Request. Repeat the records below exactly, leaving out every picture.
>> start Dataset records
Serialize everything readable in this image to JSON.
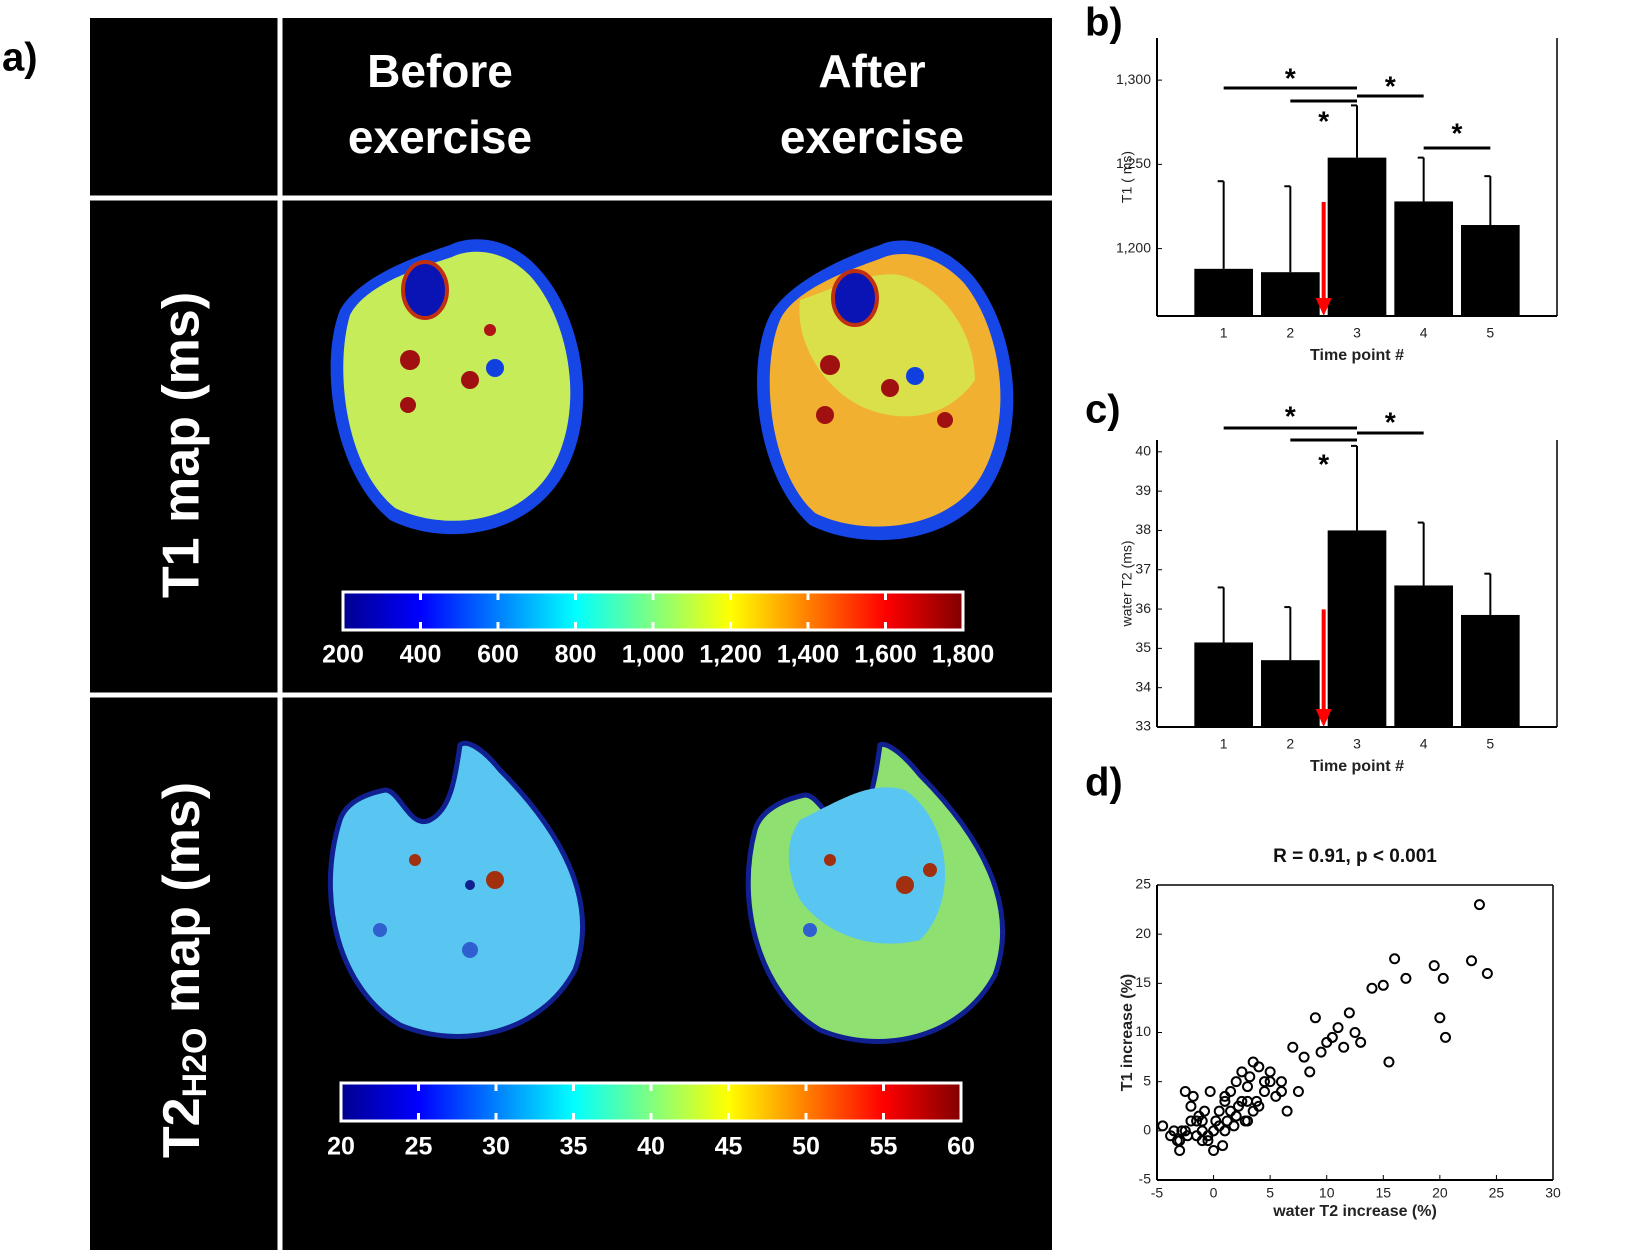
{
  "panel_a": {
    "label": "a)",
    "headers": [
      [
        "Before",
        "exercise"
      ],
      [
        "After",
        "exercise"
      ]
    ],
    "row_labels": [
      {
        "text": "T1 map (ms)"
      },
      {
        "main": "T2",
        "sub": "H2O",
        "rest": " map (ms)"
      }
    ],
    "colorbars": [
      {
        "lim": [
          200,
          1800
        ],
        "ticks": [
          200,
          400,
          600,
          800,
          {
            "value": 1000,
            "label": "1,000"
          },
          {
            "value": 1200,
            "label": "1,200"
          },
          {
            "value": 1400,
            "label": "1,400"
          },
          {
            "value": 1600,
            "label": "1,600"
          },
          {
            "value": 1800,
            "label": "1,800"
          }
        ]
      },
      {
        "lim": [
          20,
          60
        ],
        "ticks": [
          20,
          25,
          30,
          35,
          40,
          45,
          50,
          55,
          60
        ]
      }
    ]
  },
  "chart_data": [
    {
      "type": "bar",
      "label": "b)",
      "x_label": "Time point #",
      "y_label": "T1 ( ms)",
      "categories": [
        "1",
        "2",
        "3",
        "4",
        "5"
      ],
      "values": [
        1188,
        1186,
        1254,
        1228,
        1214
      ],
      "errors": [
        52,
        51,
        31,
        26,
        29
      ],
      "color": "#000000",
      "ylim": [
        1160,
        1325
      ],
      "yticks": [
        {
          "value": 1200,
          "label": "1,200"
        },
        {
          "value": 1250,
          "label": "1,250"
        },
        {
          "value": 1300,
          "label": "1,300"
        }
      ],
      "significance": [
        {
          "from": "1",
          "to": "3",
          "label": "*"
        },
        {
          "from": "2",
          "to": "3",
          "label": "*"
        },
        {
          "from": "3",
          "to": "4",
          "label": "*"
        },
        {
          "from": "4",
          "to": "5",
          "label": "*"
        }
      ]
    },
    {
      "type": "bar",
      "label": "c)",
      "x_label": "Time point #",
      "y_label": "water T2 (ms)",
      "categories": [
        "1",
        "2",
        "3",
        "4",
        "5"
      ],
      "values": [
        35.15,
        34.7,
        38.0,
        36.6,
        35.85
      ],
      "errors": [
        1.4,
        1.35,
        2.15,
        1.6,
        1.05
      ],
      "color": "#000000",
      "ylim": [
        33,
        40.3
      ],
      "yticks": [
        33,
        34,
        35,
        36,
        37,
        38,
        39,
        40
      ],
      "significance": [
        {
          "from": "1",
          "to": "3",
          "label": "*"
        },
        {
          "from": "2",
          "to": "3",
          "label": "*"
        },
        {
          "from": "3",
          "to": "4",
          "label": "*"
        }
      ]
    },
    {
      "type": "scatter",
      "label": "d)",
      "title": "R = 0.91, p < 0.001",
      "x_label": "water T2 increase (%)",
      "y_label": "T1 increase (%)",
      "color": "#000000",
      "x": [
        -4.5,
        -3.8,
        -3.5,
        -3.2,
        -3,
        -2.8,
        -2.5,
        -2.3,
        -2,
        -1.8,
        -1.5,
        -1.3,
        -1,
        -0.8,
        -0.5,
        -0.3,
        0,
        0.2,
        0.5,
        0.8,
        1,
        1.2,
        1.5,
        1.8,
        2,
        2.2,
        2.5,
        2.8,
        3,
        3.2,
        3.5,
        3.8,
        4,
        4.5,
        5,
        5.5,
        6,
        6.5,
        7,
        7.5,
        8,
        8.5,
        9,
        9.5,
        10,
        10.5,
        11,
        11.5,
        12,
        12.5,
        13,
        14,
        15,
        15.5,
        16,
        17,
        19.5,
        20,
        20.3,
        20.5,
        22.8,
        23.5,
        24.2,
        -2.5,
        -1.5,
        -0.5,
        0.5,
        1.5,
        2.5,
        3.5,
        4.5,
        -3,
        -1,
        1,
        3,
        5,
        0,
        2,
        -2,
        4,
        6,
        1,
        3,
        -1
      ],
      "values": [
        0.5,
        -0.5,
        0,
        -1,
        -2,
        0,
        4,
        -0.5,
        1,
        3.5,
        -0.5,
        1.5,
        0,
        2,
        -1,
        4,
        0,
        1,
        2,
        -1.5,
        3,
        1,
        4,
        0.5,
        5,
        2.5,
        6,
        1,
        3,
        5.5,
        7,
        3,
        2.5,
        4,
        6,
        3.5,
        5,
        2,
        8.5,
        4,
        7.5,
        6,
        11.5,
        8,
        9,
        9.5,
        10.5,
        8.5,
        12,
        10,
        9,
        14.5,
        14.8,
        7,
        17.5,
        15.5,
        16.8,
        11.5,
        15.5,
        9.5,
        17.3,
        23,
        16,
        0,
        1,
        -0.5,
        0.5,
        2,
        3,
        2,
        5,
        -1,
        1,
        3.5,
        4.5,
        5,
        -2,
        1.5,
        2.5,
        6.5,
        4,
        0,
        1,
        -1
      ],
      "xlim": [
        -5,
        30
      ],
      "xticks": [
        -5,
        0,
        5,
        10,
        15,
        20,
        25,
        30
      ],
      "ylim": [
        -5,
        25
      ],
      "yticks": [
        -5,
        0,
        5,
        10,
        15,
        20,
        25
      ]
    }
  ]
}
>> end Dataset records
Full answer.
Serialize everything readable in this image to JSON.
{
  "panel_a": {
    "label": "a)",
    "headers": [
      [
        "Before",
        "exercise"
      ],
      [
        "After",
        "exercise"
      ]
    ],
    "row_labels": [
      {
        "text": "T1 map (ms)"
      },
      {
        "main": "T2",
        "sub": "H2O",
        "rest": " map (ms)"
      }
    ],
    "colorbars": [
      {
        "lim": [
          200,
          1800
        ],
        "ticks": [
          200,
          400,
          600,
          800,
          {
            "value": 1000,
            "label": "1,000"
          },
          {
            "value": 1200,
            "label": "1,200"
          },
          {
            "value": 1400,
            "label": "1,400"
          },
          {
            "value": 1600,
            "label": "1,600"
          },
          {
            "value": 1800,
            "label": "1,800"
          }
        ]
      },
      {
        "lim": [
          20,
          60
        ],
        "ticks": [
          20,
          25,
          30,
          35,
          40,
          45,
          50,
          55,
          60
        ]
      }
    ]
  },
  "chart_data": [
    {
      "type": "bar",
      "label": "b)",
      "x_label": "Time point #",
      "y_label": "T1 ( ms)",
      "categories": [
        "1",
        "2",
        "3",
        "4",
        "5"
      ],
      "values": [
        1188,
        1186,
        1254,
        1228,
        1214
      ],
      "errors": [
        52,
        51,
        31,
        26,
        29
      ],
      "color": "#000000",
      "ylim": [
        1160,
        1325
      ],
      "yticks": [
        {
          "value": 1200,
          "label": "1,200"
        },
        {
          "value": 1250,
          "label": "1,250"
        },
        {
          "value": 1300,
          "label": "1,300"
        }
      ],
      "significance": [
        {
          "from": "1",
          "to": "3",
          "label": "*"
        },
        {
          "from": "2",
          "to": "3",
          "label": "*"
        },
        {
          "from": "3",
          "to": "4",
          "label": "*"
        },
        {
          "from": "4",
          "to": "5",
          "label": "*"
        }
      ]
    },
    {
      "type": "bar",
      "label": "c)",
      "x_label": "Time point #",
      "y_label": "water T2 (ms)",
      "categories": [
        "1",
        "2",
        "3",
        "4",
        "5"
      ],
      "values": [
        35.15,
        34.7,
        38.0,
        36.6,
        35.85
      ],
      "errors": [
        1.4,
        1.35,
        2.15,
        1.6,
        1.05
      ],
      "color": "#000000",
      "ylim": [
        33,
        40.3
      ],
      "yticks": [
        33,
        34,
        35,
        36,
        37,
        38,
        39,
        40
      ],
      "significance": [
        {
          "from": "1",
          "to": "3",
          "label": "*"
        },
        {
          "from": "2",
          "to": "3",
          "label": "*"
        },
        {
          "from": "3",
          "to": "4",
          "label": "*"
        }
      ]
    },
    {
      "type": "scatter",
      "label": "d)",
      "title": "R = 0.91, p < 0.001",
      "x_label": "water T2 increase (%)",
      "y_label": "T1 increase (%)",
      "color": "#000000",
      "x": [
        -4.5,
        -3.8,
        -3.5,
        -3.2,
        -3,
        -2.8,
        -2.5,
        -2.3,
        -2,
        -1.8,
        -1.5,
        -1.3,
        -1,
        -0.8,
        -0.5,
        -0.3,
        0,
        0.2,
        0.5,
        0.8,
        1,
        1.2,
        1.5,
        1.8,
        2,
        2.2,
        2.5,
        2.8,
        3,
        3.2,
        3.5,
        3.8,
        4,
        4.5,
        5,
        5.5,
        6,
        6.5,
        7,
        7.5,
        8,
        8.5,
        9,
        9.5,
        10,
        10.5,
        11,
        11.5,
        12,
        12.5,
        13,
        14,
        15,
        15.5,
        16,
        17,
        19.5,
        20,
        20.3,
        20.5,
        22.8,
        23.5,
        24.2,
        -2.5,
        -1.5,
        -0.5,
        0.5,
        1.5,
        2.5,
        3.5,
        4.5,
        -3,
        -1,
        1,
        3,
        5,
        0,
        2,
        -2,
        4,
        6,
        1,
        3,
        -1
      ],
      "values": [
        0.5,
        -0.5,
        0,
        -1,
        -2,
        0,
        4,
        -0.5,
        1,
        3.5,
        -0.5,
        1.5,
        0,
        2,
        -1,
        4,
        0,
        1,
        2,
        -1.5,
        3,
        1,
        4,
        0.5,
        5,
        2.5,
        6,
        1,
        3,
        5.5,
        7,
        3,
        2.5,
        4,
        6,
        3.5,
        5,
        2,
        8.5,
        4,
        7.5,
        6,
        11.5,
        8,
        9,
        9.5,
        10.5,
        8.5,
        12,
        10,
        9,
        14.5,
        14.8,
        7,
        17.5,
        15.5,
        16.8,
        11.5,
        15.5,
        9.5,
        17.3,
        23,
        16,
        0,
        1,
        -0.5,
        0.5,
        2,
        3,
        2,
        5,
        -1,
        1,
        3.5,
        4.5,
        5,
        -2,
        1.5,
        2.5,
        6.5,
        4,
        0,
        1,
        -1
      ],
      "xlim": [
        -5,
        30
      ],
      "xticks": [
        -5,
        0,
        5,
        10,
        15,
        20,
        25,
        30
      ],
      "ylim": [
        -5,
        25
      ],
      "yticks": [
        -5,
        0,
        5,
        10,
        15,
        20,
        25
      ]
    }
  ]
}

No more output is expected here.